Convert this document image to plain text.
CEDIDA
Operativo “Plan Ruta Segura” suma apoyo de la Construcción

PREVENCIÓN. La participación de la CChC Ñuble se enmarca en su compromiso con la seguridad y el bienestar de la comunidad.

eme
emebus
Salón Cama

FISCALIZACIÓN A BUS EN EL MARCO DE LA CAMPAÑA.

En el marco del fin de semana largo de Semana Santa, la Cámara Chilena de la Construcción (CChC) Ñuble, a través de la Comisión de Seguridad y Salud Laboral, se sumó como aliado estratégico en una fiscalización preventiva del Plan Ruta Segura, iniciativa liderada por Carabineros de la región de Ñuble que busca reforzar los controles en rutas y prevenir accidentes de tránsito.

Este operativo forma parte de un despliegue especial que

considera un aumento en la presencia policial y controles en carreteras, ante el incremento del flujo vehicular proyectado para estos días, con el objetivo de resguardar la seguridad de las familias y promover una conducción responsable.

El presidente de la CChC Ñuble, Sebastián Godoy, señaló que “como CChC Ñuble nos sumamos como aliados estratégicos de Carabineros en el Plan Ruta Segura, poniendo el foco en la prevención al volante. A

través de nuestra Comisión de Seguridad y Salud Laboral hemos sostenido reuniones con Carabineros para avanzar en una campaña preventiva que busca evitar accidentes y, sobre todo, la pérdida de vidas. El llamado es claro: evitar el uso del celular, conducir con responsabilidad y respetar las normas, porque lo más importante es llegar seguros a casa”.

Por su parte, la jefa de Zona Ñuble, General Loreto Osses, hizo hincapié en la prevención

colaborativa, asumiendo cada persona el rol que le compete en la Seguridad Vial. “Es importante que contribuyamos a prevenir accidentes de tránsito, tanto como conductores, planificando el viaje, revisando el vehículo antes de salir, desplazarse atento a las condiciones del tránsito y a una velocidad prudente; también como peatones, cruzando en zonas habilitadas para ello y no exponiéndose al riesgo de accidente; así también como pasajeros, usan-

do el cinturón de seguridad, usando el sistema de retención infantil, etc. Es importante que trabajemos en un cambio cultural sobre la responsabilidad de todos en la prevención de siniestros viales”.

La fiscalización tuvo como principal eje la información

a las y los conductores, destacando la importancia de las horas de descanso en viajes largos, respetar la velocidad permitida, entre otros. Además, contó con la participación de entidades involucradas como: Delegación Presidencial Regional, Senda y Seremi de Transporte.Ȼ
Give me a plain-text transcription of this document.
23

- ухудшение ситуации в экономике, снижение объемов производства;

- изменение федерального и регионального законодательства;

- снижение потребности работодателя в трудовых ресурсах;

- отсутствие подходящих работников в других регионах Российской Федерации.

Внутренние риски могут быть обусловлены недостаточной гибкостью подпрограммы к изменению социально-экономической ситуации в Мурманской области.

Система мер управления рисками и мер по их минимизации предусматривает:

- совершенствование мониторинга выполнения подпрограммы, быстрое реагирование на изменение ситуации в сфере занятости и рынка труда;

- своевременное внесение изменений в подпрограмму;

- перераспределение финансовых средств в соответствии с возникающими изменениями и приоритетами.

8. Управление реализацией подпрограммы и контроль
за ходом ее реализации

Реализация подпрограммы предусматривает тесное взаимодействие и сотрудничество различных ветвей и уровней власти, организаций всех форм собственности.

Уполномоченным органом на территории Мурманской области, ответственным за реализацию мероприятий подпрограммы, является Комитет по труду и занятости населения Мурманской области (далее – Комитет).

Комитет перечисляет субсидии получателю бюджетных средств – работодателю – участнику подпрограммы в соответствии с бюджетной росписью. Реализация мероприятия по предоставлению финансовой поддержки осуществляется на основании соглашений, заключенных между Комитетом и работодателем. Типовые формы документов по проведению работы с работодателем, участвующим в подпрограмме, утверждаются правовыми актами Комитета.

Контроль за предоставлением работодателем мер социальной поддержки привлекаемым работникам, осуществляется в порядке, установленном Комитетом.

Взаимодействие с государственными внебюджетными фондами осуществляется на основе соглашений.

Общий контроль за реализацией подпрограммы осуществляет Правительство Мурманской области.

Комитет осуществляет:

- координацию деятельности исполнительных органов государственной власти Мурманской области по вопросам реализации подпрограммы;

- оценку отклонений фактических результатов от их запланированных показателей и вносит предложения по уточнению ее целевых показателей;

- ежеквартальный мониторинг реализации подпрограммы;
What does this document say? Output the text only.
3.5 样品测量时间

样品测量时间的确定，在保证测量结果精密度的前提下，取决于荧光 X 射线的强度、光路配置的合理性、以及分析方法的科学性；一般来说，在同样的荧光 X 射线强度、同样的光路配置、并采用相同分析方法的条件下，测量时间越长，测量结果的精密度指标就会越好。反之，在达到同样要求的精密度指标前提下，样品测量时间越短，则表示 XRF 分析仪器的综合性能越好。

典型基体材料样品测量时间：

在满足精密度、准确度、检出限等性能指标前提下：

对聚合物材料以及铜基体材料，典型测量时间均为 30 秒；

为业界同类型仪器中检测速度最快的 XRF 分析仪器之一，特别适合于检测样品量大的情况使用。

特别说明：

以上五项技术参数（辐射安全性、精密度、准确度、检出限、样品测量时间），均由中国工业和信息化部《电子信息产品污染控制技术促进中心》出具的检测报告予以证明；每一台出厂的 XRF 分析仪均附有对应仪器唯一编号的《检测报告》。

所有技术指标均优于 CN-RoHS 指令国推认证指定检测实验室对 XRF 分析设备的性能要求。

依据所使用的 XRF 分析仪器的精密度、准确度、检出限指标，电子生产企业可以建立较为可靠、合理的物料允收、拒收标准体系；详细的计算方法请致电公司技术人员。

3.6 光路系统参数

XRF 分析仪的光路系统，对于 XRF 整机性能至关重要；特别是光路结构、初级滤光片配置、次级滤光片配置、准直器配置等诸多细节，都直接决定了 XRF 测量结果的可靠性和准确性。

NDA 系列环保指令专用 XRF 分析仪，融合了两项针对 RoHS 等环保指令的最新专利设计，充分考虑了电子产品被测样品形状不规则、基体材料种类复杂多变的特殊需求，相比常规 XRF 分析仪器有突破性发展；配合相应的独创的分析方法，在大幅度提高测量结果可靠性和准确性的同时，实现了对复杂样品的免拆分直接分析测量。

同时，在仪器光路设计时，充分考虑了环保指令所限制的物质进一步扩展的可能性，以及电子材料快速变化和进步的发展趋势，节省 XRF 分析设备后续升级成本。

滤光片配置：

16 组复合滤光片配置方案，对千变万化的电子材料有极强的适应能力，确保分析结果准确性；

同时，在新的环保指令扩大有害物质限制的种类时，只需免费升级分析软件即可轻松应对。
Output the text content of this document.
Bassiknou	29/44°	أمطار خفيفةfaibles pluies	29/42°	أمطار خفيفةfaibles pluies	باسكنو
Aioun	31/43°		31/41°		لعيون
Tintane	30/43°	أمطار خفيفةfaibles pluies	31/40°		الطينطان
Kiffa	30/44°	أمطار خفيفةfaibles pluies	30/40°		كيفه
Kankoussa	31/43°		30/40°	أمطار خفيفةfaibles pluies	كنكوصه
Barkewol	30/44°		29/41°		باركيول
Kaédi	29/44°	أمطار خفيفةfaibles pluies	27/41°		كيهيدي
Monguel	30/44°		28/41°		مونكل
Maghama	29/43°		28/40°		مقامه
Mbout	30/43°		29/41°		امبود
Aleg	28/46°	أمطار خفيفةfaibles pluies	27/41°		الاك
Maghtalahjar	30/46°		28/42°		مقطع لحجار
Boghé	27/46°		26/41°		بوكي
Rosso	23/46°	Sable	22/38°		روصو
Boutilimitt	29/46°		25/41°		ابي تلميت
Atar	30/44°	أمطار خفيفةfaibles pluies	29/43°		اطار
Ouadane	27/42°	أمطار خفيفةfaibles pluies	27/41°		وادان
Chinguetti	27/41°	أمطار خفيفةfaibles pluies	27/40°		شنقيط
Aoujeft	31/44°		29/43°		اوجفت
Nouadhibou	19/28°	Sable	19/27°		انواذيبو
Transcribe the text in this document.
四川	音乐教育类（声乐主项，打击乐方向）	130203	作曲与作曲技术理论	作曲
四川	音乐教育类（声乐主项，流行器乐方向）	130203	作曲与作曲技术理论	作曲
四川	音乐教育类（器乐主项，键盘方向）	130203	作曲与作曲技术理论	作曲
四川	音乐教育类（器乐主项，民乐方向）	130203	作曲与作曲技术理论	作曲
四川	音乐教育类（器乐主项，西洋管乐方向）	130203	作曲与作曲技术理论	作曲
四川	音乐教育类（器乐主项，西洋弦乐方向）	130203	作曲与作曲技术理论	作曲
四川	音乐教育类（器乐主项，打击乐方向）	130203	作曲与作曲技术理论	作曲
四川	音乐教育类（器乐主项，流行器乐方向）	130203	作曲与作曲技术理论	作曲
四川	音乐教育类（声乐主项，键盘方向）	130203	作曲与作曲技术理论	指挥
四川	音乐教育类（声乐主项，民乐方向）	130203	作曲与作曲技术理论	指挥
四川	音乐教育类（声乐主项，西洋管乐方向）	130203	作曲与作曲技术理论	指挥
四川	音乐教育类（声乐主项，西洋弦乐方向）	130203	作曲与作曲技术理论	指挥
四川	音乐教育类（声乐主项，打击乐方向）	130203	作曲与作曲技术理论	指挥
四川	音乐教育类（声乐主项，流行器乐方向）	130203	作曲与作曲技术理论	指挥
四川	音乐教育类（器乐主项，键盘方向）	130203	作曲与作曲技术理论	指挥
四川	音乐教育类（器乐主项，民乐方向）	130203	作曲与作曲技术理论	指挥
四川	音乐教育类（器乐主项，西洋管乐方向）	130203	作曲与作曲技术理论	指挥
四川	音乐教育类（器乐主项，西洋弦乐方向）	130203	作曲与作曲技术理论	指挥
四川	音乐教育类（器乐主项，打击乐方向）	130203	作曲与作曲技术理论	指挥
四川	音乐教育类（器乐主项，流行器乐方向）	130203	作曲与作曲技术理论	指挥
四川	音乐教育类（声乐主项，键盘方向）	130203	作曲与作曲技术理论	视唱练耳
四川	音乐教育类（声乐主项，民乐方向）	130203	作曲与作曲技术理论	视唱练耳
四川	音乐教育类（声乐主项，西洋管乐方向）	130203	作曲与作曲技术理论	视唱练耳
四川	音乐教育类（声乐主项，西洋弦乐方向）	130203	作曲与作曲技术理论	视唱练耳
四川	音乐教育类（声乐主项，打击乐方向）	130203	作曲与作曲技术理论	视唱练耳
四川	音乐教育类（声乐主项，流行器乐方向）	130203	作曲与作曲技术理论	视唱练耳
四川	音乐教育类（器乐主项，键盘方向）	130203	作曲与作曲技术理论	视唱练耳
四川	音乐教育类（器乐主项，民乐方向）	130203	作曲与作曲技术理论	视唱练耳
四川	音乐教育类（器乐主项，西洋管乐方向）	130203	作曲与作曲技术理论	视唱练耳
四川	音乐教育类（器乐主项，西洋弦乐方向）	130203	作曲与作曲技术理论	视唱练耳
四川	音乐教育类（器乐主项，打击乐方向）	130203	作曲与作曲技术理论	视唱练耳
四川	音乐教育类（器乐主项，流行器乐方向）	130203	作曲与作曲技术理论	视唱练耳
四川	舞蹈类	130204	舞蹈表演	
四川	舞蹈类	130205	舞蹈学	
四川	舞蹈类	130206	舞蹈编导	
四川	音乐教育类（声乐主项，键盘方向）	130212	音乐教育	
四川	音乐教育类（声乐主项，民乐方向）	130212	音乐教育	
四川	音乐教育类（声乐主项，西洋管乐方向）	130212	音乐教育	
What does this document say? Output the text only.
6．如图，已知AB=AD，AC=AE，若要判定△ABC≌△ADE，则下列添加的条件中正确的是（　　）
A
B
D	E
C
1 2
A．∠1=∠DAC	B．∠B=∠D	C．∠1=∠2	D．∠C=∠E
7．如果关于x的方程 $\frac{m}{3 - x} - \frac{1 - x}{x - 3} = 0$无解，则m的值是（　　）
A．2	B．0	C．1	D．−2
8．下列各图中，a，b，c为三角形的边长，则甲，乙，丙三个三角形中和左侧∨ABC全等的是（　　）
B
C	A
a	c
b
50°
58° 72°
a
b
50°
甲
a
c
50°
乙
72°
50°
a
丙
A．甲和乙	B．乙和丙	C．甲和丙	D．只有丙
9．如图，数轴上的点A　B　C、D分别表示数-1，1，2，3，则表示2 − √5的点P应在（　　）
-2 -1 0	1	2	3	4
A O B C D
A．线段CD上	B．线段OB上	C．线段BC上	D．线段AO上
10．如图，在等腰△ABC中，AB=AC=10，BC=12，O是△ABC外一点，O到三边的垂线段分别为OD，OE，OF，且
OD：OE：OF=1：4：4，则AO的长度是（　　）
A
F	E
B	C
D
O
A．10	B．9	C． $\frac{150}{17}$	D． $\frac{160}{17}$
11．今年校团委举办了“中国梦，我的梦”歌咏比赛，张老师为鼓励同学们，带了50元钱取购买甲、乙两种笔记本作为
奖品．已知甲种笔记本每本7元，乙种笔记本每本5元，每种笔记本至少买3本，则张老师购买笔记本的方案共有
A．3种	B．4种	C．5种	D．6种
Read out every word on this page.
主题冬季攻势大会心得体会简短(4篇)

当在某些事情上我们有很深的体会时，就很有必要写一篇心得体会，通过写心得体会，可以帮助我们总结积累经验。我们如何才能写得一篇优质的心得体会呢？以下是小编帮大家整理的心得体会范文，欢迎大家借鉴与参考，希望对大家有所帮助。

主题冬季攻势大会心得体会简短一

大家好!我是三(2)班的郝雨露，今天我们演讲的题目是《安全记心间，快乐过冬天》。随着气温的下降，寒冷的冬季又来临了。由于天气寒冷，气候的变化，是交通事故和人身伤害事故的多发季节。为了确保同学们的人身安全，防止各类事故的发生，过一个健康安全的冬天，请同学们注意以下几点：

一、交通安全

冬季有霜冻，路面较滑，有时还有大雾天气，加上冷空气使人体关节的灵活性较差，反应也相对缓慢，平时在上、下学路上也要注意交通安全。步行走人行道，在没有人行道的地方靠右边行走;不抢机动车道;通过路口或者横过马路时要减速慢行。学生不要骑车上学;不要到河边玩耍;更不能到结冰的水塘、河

• • • • • • •

**Short task:**
Where a line contains "键盘方向", copy that line.

**Output below:**
四川	音乐教育类（器乐主项，键盘方向）	130203	作曲与作曲技术理论	作曲
四川	音乐教育类（声乐主项，键盘方向）	130203	作曲与作曲技术理论	指挥
四川	音乐教育类（器乐主项，键盘方向）	130203	作曲与作曲技术理论	指挥
四川	音乐教育类（声乐主项，键盘方向）	130203	作曲与作曲技术理论	视唱练耳
四川	音乐教育类（器乐主项，键盘方向）	130203	作曲与作曲技术理论	视唱练耳
四川	音乐教育类（声乐主项，键盘方向）	130212	音乐教育	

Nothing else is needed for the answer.